*GIVEN TASK*
Tally the lines holding the word "attributes" and state the count by itself.

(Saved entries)
--- BEGIN ---

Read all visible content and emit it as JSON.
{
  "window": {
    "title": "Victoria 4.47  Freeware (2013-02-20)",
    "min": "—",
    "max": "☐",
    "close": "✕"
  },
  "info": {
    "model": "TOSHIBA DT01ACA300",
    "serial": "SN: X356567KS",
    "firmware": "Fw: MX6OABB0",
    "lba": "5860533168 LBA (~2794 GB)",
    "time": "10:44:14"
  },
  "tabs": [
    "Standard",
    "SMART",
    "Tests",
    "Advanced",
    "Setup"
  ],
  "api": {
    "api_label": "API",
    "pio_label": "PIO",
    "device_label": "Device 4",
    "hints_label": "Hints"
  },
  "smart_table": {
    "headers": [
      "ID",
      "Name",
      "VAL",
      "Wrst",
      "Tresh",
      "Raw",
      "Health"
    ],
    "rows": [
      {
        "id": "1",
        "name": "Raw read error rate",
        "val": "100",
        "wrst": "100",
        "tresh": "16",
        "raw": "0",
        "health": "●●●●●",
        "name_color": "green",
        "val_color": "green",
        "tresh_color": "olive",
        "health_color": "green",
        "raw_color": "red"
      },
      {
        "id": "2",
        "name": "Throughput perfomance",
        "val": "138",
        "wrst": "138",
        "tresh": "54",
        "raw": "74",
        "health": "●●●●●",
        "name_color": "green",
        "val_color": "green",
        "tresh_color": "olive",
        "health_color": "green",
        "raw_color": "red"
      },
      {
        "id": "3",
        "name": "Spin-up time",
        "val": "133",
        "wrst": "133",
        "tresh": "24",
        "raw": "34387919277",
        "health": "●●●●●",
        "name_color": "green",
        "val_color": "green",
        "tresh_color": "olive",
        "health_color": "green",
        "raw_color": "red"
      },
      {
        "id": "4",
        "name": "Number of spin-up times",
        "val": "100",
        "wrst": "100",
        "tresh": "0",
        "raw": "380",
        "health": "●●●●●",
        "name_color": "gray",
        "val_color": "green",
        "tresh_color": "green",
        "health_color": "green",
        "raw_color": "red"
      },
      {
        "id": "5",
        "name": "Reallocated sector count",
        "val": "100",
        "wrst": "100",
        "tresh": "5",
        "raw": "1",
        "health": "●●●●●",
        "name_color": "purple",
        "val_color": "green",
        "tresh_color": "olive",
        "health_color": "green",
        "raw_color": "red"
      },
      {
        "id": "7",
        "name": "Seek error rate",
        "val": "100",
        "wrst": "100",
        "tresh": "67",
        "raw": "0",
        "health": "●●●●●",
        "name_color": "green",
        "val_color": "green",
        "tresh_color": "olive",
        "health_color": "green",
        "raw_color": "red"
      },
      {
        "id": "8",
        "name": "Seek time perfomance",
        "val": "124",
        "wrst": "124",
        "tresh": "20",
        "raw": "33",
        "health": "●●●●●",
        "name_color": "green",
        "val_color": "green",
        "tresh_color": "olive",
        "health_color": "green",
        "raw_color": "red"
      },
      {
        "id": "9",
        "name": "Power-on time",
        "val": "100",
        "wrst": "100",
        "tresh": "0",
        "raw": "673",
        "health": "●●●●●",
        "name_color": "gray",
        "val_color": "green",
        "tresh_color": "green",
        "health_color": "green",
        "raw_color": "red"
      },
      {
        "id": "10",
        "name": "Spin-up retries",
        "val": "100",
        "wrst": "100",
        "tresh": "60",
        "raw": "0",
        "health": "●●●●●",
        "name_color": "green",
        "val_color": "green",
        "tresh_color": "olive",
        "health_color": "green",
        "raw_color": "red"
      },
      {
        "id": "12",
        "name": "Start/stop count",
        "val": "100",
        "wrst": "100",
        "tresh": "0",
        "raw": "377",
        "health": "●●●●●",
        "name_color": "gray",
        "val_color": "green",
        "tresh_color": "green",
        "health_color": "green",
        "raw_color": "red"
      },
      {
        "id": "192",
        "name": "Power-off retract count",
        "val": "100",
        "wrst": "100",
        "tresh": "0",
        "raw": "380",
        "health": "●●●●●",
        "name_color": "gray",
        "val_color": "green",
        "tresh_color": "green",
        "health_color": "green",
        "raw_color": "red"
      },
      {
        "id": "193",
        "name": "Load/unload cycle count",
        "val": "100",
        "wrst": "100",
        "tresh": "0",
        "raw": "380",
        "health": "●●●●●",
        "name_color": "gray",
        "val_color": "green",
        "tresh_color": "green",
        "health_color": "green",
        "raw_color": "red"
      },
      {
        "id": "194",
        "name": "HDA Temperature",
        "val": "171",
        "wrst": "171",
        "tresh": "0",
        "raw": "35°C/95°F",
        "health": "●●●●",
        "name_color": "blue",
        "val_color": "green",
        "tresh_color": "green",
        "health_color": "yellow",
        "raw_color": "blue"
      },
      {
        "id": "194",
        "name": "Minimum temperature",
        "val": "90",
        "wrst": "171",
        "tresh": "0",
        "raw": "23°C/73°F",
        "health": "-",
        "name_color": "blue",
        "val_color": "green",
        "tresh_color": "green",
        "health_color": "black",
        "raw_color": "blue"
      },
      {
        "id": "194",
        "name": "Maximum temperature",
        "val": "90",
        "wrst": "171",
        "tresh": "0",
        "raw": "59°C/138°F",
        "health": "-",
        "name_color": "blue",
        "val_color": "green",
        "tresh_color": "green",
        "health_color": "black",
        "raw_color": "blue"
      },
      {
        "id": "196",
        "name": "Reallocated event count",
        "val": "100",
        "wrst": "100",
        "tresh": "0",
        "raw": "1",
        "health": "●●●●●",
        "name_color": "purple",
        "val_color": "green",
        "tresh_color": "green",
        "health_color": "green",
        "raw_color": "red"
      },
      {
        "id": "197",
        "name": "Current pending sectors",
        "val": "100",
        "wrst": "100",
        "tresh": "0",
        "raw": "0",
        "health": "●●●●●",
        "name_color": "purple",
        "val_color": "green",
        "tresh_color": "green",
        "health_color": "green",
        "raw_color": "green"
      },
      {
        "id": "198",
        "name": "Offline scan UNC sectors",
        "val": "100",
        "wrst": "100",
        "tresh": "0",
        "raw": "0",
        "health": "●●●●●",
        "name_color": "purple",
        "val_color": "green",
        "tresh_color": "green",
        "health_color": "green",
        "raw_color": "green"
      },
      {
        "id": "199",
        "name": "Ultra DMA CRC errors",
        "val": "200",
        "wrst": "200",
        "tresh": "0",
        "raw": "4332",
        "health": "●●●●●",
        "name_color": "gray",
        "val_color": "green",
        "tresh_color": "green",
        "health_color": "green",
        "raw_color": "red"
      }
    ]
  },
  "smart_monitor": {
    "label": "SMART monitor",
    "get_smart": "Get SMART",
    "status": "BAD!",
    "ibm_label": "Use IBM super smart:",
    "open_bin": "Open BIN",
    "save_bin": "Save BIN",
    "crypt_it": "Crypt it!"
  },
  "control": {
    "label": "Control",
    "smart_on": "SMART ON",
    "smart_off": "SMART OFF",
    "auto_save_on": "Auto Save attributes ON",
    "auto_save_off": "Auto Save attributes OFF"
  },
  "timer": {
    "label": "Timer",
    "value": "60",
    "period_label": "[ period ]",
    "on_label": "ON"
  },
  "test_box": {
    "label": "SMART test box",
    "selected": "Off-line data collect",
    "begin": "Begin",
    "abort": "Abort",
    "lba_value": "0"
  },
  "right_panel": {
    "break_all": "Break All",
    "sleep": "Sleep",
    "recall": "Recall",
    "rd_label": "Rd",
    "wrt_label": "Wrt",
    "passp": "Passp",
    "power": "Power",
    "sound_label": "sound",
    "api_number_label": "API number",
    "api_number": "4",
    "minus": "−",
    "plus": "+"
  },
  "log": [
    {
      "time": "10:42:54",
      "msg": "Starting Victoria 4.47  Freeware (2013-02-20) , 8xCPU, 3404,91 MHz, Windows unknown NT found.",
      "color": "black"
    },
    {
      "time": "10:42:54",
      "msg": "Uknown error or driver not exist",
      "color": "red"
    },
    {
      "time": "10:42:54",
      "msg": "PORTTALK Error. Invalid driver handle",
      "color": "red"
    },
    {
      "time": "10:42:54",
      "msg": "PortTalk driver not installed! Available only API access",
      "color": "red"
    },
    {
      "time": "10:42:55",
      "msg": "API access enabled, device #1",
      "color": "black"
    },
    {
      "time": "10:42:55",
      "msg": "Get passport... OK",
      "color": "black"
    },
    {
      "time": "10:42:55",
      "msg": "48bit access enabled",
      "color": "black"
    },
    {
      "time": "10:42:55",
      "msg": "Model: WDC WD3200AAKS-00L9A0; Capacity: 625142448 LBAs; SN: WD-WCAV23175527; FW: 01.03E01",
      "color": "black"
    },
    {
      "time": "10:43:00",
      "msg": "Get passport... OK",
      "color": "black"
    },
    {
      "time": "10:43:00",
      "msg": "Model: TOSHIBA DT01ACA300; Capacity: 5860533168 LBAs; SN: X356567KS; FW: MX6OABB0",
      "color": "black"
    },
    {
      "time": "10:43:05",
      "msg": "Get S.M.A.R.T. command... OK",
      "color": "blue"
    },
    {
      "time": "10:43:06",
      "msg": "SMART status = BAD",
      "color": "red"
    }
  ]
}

--- END ---

*WRITTEN SOLUTION*
2